> WRITTEN PROBLEM:
Restate the entries word for word, omitting nothing.

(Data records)
>> BEGIN

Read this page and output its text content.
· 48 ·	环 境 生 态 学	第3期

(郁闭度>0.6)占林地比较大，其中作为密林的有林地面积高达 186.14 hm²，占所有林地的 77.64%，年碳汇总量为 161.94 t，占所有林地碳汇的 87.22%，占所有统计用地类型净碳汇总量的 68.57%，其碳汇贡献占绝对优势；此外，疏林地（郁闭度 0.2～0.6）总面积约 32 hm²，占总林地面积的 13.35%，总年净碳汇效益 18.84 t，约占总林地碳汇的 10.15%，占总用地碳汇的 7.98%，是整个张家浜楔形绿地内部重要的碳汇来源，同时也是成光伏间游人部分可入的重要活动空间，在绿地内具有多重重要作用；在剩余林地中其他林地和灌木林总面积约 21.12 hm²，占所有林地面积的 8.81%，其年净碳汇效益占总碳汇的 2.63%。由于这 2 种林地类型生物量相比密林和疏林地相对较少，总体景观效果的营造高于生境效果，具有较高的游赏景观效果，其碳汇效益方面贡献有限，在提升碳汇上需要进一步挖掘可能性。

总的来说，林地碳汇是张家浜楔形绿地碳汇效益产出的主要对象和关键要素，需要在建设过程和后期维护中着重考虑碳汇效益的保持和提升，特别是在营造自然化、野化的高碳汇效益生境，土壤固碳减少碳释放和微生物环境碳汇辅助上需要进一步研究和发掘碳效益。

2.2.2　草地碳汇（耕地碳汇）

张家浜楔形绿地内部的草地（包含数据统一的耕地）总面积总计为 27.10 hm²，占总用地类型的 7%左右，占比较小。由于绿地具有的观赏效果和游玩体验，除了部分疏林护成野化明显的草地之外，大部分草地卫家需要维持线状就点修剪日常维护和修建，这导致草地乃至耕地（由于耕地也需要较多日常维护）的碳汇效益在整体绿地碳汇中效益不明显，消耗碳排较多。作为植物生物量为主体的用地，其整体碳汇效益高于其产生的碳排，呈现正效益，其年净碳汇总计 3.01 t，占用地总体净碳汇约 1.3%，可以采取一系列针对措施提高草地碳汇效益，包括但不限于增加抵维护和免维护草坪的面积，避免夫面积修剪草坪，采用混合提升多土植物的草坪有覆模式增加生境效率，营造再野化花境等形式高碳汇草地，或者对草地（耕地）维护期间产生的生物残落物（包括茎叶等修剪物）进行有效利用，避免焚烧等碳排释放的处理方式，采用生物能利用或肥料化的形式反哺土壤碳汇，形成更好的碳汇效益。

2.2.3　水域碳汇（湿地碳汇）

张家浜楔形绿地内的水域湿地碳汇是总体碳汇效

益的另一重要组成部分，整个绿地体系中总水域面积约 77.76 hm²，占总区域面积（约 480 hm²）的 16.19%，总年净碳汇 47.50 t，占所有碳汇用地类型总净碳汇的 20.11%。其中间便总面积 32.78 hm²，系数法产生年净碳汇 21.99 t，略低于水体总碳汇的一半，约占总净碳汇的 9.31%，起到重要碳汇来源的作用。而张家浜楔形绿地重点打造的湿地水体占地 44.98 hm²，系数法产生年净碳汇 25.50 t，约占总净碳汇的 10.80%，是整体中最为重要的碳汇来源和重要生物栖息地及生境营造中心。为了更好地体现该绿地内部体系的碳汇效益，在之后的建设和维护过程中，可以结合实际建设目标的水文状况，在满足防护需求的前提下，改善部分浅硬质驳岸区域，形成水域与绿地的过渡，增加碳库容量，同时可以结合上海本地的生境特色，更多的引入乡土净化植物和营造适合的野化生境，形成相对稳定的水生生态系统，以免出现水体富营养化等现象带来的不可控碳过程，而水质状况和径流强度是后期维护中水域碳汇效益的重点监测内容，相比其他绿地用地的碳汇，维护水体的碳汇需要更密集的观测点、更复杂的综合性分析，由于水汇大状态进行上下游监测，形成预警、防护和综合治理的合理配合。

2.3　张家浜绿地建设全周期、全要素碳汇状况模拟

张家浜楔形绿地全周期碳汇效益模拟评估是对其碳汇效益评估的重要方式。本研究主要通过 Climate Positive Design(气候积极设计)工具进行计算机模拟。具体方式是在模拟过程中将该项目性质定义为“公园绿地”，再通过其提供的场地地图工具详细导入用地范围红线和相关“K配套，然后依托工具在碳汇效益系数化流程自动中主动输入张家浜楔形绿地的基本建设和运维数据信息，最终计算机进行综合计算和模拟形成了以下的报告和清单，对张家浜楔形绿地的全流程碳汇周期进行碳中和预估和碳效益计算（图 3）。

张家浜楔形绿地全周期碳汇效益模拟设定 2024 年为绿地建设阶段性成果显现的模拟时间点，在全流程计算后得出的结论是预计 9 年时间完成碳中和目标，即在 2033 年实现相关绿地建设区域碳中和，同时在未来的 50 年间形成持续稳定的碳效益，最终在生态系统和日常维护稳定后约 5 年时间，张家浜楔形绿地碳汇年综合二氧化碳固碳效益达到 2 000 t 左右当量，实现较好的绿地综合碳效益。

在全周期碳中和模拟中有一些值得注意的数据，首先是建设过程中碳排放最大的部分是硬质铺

>> END

> FINAL ANSWER:
Read this page and output its text content.
· 48 ·	环 境 生 态 学	第3期

(郁闭度>0.6)占林地比较大，其中作为密林的有林地面积高达 186.14 hm²，占所有林地的 77.64%，年碳汇总量为 161.94 t，占所有林地碳汇的 87.22%，占所有统计用地类型净碳汇总量的 68.57%，其碳汇贡献占绝对优势；此外，疏林地（郁闭度 0.2～0.6）总面积约 32 hm²，占总林地面积的 13.35%，总年净碳汇效益 18.84 t，约占总林地碳汇的 10.15%，占总用地碳汇的 7.98%，是整个张家浜楔形绿地内部重要的碳汇来源，同时也是成光伏间游人部分可入的重要活动空间，在绿地内具有多重重要作用；在剩余林地中其他林地和灌木林总面积约 21.12 hm²，占所有林地面积的 8.81%，其年净碳汇效益占总碳汇的 2.63%。由于这 2 种林地类型生物量相比密林和疏林地相对较少，总体景观效果的营造高于生境效果，具有较高的游赏景观效果，其碳汇效益方面贡献有限，在提升碳汇上需要进一步挖掘可能性。

总的来说，林地碳汇是张家浜楔形绿地碳汇效益产出的主要对象和关键要素，需要在建设过程和后期维护中着重考虑碳汇效益的保持和提升，特别是在营造自然化、野化的高碳汇效益生境，土壤固碳减少碳释放和微生物环境碳汇辅助上需要进一步研究和发掘碳效益。

2.2.2　草地碳汇（耕地碳汇）

张家浜楔形绿地内部的草地（包含数据统一的耕地）总面积总计为 27.10 hm²，占总用地类型的 7%左右，占比较小。由于绿地具有的观赏效果和游玩体验，除了部分疏林护成野化明显的草地之外，大部分草地卫家需要维持线状就点修剪日常维护和修建，这导致草地乃至耕地（由于耕地也需要较多日常维护）的碳汇效益在整体绿地碳汇中效益不明显，消耗碳排较多。作为植物生物量为主体的用地，其整体碳汇效益高于其产生的碳排，呈现正效益，其年净碳汇总计 3.01 t，占用地总体净碳汇约 1.3%，可以采取一系列针对措施提高草地碳汇效益，包括但不限于增加抵维护和免维护草坪的面积，避免夫面积修剪草坪，采用混合提升多土植物的草坪有覆模式增加生境效率，营造再野化花境等形式高碳汇草地，或者对草地（耕地）维护期间产生的生物残落物（包括茎叶等修剪物）进行有效利用，避免焚烧等碳排释放的处理方式，采用生物能利用或肥料化的形式反哺土壤碳汇，形成更好的碳汇效益。

2.2.3　水域碳汇（湿地碳汇）

张家浜楔形绿地内的水域湿地碳汇是总体碳汇效

益的另一重要组成部分，整个绿地体系中总水域面积约 77.76 hm²，占总区域面积（约 480 hm²）的 16.19%，总年净碳汇 47.50 t，占所有碳汇用地类型总净碳汇的 20.11%。其中间便总面积 32.78 hm²，系数法产生年净碳汇 21.99 t，略低于水体总碳汇的一半，约占总净碳汇的 9.31%，起到重要碳汇来源的作用。而张家浜楔形绿地重点打造的湿地水体占地 44.98 hm²，系数法产生年净碳汇 25.50 t，约占总净碳汇的 10.80%，是整体中最为重要的碳汇来源和重要生物栖息地及生境营造中心。为了更好地体现该绿地内部体系的碳汇效益，在之后的建设和维护过程中，可以结合实际建设目标的水文状况，在满足防护需求的前提下，改善部分浅硬质驳岸区域，形成水域与绿地的过渡，增加碳库容量，同时可以结合上海本地的生境特色，更多的引入乡土净化植物和营造适合的野化生境，形成相对稳定的水生生态系统，以免出现水体富营养化等现象带来的不可控碳过程，而水质状况和径流强度是后期维护中水域碳汇效益的重点监测内容，相比其他绿地用地的碳汇，维护水体的碳汇需要更密集的观测点、更复杂的综合性分析，由于水汇大状态进行上下游监测，形成预警、防护和综合治理的合理配合。

2.3　张家浜绿地建设全周期、全要素碳汇状况模拟

张家浜楔形绿地全周期碳汇效益模拟评估是对其碳汇效益评估的重要方式。本研究主要通过 Climate Positive Design(气候积极设计)工具进行计算机模拟。具体方式是在模拟过程中将该项目性质定义为“公园绿地”，再通过其提供的场地地图工具详细导入用地范围红线和相关“K配套，然后依托工具在碳汇效益系数化流程自动中主动输入张家浜楔形绿地的基本建设和运维数据信息，最终计算机进行综合计算和模拟形成了以下的报告和清单，对张家浜楔形绿地的全流程碳汇周期进行碳中和预估和碳效益计算（图 3）。

张家浜楔形绿地全周期碳汇效益模拟设定 2024 年为绿地建设阶段性成果显现的模拟时间点，在全流程计算后得出的结论是预计 9 年时间完成碳中和目标，即在 2033 年实现相关绿地建设区域碳中和，同时在未来的 50 年间形成持续稳定的碳效益，最终在生态系统和日常维护稳定后约 5 年时间，张家浜楔形绿地碳汇年综合二氧化碳固碳效益达到 2 000 t 左右当量，实现较好的绿地综合碳效益。

在全周期碳中和模拟中有一些值得注意的数据，首先是建设过程中碳排放最大的部分是硬质铺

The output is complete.